Available records:
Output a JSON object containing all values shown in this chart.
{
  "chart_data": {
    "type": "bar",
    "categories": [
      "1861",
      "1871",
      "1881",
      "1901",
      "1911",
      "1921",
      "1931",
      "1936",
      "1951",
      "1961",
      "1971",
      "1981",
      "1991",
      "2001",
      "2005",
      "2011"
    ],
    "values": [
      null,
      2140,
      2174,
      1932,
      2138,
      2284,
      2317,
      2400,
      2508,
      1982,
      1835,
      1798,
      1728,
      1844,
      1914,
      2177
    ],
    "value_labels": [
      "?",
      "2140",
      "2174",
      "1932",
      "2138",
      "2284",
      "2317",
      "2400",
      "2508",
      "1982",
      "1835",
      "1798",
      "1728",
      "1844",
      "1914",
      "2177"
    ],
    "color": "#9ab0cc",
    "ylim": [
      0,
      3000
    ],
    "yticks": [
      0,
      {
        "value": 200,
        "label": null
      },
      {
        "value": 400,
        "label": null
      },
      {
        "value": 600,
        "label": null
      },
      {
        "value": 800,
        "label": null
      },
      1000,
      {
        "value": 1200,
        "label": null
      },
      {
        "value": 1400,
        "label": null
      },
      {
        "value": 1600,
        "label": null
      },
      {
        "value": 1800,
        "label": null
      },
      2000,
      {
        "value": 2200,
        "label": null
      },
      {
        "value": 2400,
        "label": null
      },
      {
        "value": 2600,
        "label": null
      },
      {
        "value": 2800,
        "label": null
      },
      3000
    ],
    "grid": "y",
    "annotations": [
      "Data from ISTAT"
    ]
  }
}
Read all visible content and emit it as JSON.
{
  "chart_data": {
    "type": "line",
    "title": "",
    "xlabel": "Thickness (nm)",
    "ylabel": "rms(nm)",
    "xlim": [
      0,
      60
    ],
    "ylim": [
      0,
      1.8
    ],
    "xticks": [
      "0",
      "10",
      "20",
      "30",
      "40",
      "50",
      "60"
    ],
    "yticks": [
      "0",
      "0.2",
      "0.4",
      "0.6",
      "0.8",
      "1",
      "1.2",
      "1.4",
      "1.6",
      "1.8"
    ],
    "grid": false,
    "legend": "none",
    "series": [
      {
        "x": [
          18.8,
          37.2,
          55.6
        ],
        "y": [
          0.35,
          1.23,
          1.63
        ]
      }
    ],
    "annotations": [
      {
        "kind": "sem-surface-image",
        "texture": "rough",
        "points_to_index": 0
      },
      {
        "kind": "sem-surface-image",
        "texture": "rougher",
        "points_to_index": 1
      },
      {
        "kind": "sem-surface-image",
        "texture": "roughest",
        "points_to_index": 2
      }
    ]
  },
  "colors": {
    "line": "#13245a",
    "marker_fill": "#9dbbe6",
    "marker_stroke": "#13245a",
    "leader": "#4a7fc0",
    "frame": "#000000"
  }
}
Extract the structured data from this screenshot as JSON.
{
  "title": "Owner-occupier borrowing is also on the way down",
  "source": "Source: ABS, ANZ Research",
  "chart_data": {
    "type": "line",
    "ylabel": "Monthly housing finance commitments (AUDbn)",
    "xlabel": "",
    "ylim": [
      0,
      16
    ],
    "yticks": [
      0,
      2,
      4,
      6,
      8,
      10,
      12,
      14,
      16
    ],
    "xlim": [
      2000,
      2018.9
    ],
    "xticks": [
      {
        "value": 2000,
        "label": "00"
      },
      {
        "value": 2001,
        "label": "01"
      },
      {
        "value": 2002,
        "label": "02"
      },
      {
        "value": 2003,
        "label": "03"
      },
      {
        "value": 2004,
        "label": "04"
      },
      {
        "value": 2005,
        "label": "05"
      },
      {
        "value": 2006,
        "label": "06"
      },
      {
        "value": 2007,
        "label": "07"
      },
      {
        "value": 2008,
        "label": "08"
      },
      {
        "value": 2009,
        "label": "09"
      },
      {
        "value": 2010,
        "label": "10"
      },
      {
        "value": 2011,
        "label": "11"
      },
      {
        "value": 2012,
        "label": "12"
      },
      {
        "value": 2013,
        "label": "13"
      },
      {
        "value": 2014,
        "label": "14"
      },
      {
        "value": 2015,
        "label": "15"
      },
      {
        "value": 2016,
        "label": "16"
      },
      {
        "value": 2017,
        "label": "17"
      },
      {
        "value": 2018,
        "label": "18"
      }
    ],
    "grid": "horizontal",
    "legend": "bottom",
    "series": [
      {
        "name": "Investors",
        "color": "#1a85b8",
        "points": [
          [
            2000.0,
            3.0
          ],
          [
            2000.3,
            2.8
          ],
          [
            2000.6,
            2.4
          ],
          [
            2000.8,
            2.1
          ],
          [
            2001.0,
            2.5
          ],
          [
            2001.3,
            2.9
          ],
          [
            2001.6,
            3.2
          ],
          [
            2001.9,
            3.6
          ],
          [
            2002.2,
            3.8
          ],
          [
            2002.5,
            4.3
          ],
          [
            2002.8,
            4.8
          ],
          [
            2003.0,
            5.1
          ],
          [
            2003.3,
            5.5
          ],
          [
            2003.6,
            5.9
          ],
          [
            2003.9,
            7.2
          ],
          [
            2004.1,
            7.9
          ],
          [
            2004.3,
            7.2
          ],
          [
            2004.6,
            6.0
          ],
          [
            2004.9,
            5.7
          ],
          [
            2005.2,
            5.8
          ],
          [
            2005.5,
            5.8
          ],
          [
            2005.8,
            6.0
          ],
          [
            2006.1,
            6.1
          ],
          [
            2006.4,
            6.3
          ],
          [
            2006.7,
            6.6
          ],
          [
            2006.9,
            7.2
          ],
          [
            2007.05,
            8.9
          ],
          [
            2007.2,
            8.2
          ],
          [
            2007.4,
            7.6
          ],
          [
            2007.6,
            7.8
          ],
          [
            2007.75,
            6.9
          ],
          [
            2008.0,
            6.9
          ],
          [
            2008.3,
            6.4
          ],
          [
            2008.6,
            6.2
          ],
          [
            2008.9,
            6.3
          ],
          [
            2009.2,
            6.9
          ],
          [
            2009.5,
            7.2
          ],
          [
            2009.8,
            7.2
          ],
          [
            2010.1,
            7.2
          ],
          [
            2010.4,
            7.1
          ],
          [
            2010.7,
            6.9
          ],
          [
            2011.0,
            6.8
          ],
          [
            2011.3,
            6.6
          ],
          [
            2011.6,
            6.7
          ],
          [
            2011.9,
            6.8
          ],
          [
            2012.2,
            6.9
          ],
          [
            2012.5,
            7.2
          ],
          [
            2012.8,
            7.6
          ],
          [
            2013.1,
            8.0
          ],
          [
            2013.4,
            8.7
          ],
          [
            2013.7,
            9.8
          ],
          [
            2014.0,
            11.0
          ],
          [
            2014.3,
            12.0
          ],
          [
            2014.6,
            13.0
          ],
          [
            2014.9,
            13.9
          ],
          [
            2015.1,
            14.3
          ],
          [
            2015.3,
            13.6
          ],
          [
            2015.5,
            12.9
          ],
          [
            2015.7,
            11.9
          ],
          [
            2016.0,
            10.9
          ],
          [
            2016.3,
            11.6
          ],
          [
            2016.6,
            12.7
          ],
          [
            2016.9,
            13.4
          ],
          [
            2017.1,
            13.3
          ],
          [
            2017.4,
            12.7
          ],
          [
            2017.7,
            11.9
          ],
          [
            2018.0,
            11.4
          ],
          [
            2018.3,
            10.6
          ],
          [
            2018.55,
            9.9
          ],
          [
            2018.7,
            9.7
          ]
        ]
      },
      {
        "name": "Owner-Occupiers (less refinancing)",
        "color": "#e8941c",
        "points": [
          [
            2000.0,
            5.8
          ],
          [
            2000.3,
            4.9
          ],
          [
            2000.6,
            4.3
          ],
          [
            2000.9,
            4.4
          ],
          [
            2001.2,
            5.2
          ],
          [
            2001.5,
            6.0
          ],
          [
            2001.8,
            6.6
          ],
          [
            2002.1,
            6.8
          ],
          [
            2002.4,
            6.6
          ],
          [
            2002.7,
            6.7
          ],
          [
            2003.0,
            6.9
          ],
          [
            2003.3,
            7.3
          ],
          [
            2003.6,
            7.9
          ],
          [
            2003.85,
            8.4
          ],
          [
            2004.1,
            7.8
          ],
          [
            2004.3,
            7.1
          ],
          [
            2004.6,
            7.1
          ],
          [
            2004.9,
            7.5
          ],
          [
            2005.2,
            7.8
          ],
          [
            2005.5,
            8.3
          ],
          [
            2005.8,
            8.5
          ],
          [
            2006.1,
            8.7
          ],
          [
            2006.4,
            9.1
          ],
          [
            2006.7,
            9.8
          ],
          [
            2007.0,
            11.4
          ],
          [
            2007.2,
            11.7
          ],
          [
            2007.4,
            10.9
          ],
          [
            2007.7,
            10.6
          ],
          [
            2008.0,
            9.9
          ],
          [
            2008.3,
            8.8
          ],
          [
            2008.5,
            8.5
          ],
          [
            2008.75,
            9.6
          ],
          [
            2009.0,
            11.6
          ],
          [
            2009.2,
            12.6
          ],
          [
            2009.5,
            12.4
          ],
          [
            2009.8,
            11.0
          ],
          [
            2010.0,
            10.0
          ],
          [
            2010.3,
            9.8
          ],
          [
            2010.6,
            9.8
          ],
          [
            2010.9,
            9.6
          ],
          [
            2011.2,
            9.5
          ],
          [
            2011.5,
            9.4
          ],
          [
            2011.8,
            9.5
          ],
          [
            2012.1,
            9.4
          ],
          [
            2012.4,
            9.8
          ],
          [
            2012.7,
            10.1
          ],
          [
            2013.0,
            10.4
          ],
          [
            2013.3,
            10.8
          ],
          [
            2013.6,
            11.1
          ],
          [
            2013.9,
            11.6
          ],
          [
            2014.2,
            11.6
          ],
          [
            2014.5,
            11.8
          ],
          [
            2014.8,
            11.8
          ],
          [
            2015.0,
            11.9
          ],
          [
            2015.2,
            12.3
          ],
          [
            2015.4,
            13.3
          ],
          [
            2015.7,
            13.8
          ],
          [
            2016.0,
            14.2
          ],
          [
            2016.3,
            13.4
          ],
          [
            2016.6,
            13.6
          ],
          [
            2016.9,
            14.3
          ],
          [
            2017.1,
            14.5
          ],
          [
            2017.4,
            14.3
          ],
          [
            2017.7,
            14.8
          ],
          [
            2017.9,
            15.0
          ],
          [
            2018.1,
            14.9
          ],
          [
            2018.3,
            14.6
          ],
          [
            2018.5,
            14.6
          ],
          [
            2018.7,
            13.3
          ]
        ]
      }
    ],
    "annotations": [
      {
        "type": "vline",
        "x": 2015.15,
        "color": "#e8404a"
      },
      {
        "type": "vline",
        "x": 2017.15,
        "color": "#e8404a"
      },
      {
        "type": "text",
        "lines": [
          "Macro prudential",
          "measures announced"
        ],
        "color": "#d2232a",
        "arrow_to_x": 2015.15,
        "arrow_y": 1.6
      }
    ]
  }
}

Short task:
Count the lines above that contain the word "JSON", and reply with only that number.

Final result:
3